Which lines hold the string "ΔEAD"? Copy every one of them.

Records provided>
+===+

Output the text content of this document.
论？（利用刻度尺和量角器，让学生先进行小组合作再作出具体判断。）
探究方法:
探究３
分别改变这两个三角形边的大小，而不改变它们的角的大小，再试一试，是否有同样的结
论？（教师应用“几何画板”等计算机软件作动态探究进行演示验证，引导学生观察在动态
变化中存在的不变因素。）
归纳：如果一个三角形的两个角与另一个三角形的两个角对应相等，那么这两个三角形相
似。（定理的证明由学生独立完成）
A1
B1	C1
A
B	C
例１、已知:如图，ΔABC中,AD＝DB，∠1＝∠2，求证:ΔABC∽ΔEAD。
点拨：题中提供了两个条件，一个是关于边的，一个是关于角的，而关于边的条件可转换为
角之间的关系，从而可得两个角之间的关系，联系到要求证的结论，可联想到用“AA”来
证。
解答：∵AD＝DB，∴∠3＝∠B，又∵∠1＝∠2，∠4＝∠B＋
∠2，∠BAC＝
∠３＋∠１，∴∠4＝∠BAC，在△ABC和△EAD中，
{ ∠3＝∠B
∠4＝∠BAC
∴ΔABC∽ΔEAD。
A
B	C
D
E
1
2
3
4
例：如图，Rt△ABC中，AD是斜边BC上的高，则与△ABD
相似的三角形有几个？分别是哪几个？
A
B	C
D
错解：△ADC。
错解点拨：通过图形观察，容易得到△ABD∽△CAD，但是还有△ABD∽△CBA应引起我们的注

+===+

Output for this exercise>
例１、已知:如图，ΔABC中,AD＝DB，∠1＝∠2，求证:ΔABC∽ΔEAD。
∴ΔABC∽ΔEAD。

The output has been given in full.